- [Direction]: Report how many lines contain "idioma". Give the number and nothing else.

─── Data section ───

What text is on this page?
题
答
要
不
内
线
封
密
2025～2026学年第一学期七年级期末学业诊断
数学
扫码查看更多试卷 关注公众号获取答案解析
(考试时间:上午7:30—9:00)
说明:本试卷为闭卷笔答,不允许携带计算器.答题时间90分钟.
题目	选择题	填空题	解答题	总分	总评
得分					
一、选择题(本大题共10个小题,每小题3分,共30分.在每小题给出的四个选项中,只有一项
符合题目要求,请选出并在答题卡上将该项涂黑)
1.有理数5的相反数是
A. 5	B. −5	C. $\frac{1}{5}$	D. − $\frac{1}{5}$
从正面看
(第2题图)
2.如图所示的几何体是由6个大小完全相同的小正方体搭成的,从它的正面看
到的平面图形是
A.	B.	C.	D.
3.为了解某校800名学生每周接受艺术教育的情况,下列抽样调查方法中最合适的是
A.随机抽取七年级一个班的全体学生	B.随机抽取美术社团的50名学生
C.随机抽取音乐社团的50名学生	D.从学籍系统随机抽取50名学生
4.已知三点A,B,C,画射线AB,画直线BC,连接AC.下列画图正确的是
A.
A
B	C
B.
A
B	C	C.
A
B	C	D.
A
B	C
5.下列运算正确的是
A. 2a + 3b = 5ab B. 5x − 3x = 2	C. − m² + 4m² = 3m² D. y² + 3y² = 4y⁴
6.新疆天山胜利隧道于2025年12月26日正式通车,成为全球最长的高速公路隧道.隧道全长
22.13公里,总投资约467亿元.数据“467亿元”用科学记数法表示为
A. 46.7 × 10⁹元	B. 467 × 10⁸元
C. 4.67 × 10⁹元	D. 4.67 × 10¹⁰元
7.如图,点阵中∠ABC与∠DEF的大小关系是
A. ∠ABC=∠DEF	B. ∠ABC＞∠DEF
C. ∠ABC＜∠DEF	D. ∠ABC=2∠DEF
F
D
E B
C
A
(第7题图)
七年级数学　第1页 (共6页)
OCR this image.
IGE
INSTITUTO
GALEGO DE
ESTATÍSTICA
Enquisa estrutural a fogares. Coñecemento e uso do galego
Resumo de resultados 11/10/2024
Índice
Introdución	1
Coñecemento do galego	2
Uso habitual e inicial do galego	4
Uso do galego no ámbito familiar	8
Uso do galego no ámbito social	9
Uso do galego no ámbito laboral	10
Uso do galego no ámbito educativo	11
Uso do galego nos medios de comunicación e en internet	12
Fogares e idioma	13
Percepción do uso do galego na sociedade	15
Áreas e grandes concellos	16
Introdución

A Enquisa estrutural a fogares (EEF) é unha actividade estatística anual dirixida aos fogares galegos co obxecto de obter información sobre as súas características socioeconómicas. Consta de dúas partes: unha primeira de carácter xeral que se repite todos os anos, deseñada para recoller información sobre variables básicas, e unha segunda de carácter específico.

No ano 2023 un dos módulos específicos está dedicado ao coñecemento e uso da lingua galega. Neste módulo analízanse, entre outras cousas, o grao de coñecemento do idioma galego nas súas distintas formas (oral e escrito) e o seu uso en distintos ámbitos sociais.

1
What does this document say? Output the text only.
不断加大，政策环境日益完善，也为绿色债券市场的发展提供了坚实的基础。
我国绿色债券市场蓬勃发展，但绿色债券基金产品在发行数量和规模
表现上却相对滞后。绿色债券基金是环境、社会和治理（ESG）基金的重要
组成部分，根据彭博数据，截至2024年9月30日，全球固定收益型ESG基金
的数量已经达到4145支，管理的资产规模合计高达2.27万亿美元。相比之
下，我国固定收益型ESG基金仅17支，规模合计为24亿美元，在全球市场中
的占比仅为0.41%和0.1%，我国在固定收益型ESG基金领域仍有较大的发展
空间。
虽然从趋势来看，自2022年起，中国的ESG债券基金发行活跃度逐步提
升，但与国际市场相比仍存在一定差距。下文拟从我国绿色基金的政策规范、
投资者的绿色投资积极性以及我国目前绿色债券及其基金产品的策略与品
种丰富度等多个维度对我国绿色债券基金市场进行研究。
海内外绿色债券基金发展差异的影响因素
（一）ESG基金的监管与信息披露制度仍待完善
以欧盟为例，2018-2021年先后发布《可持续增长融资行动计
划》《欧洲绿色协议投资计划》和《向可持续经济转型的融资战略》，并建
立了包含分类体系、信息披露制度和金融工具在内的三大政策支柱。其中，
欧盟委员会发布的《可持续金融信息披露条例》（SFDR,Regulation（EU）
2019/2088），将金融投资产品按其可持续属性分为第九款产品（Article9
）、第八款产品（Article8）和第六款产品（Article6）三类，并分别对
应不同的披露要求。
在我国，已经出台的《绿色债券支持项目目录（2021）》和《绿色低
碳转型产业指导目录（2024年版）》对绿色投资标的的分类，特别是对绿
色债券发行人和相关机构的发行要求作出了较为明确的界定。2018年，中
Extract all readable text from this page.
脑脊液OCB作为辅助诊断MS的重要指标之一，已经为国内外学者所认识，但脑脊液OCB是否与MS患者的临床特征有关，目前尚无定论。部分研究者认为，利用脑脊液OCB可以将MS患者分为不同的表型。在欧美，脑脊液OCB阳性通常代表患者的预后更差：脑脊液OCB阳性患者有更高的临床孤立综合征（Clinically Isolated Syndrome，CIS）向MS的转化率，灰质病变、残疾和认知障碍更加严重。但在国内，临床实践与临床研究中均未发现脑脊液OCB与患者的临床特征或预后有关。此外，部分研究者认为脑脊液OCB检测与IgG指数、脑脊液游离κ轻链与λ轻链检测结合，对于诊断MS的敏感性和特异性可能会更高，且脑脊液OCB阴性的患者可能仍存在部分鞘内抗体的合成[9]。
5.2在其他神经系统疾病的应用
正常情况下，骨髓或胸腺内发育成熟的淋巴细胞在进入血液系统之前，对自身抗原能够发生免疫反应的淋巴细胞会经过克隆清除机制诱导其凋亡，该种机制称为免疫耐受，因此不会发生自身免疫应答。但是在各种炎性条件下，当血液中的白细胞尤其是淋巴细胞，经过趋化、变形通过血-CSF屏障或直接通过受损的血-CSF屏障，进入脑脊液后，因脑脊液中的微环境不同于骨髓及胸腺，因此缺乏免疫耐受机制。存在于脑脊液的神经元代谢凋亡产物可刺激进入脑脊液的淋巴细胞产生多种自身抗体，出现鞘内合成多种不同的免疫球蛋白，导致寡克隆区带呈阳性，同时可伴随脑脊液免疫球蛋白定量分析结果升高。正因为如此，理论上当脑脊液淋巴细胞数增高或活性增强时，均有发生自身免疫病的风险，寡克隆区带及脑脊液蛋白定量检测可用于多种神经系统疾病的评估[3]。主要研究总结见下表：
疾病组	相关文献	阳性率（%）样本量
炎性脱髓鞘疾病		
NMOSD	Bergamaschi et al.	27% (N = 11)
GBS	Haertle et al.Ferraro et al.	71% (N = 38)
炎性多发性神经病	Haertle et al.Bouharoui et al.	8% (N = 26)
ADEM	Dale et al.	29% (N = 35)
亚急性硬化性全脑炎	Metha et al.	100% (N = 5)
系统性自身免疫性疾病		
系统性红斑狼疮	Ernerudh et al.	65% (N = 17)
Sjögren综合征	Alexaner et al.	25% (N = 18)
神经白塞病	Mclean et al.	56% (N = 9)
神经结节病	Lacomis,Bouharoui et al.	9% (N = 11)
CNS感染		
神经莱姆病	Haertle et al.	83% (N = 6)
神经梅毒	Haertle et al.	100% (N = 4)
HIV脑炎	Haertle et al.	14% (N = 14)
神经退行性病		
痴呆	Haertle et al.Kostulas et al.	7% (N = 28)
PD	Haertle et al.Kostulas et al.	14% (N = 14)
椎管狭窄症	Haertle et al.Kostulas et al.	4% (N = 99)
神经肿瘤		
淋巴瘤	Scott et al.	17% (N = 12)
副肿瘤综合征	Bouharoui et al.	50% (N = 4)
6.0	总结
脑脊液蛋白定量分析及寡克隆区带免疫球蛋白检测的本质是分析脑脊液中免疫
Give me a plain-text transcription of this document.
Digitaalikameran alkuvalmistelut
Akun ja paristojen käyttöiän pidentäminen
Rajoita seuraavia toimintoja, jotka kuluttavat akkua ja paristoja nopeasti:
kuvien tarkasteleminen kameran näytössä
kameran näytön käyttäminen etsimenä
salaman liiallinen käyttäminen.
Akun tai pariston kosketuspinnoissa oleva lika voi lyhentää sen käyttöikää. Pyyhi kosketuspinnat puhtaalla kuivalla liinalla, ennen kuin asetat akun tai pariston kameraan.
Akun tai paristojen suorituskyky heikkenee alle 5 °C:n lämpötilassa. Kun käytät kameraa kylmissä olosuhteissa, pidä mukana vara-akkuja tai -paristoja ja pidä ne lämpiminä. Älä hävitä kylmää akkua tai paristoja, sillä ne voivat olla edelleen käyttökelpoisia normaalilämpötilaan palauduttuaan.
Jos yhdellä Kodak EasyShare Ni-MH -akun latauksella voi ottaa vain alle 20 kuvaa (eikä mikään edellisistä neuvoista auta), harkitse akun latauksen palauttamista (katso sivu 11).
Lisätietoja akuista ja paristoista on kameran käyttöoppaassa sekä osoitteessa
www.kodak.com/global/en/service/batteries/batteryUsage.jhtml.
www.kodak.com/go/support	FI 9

───

- [Response]: 2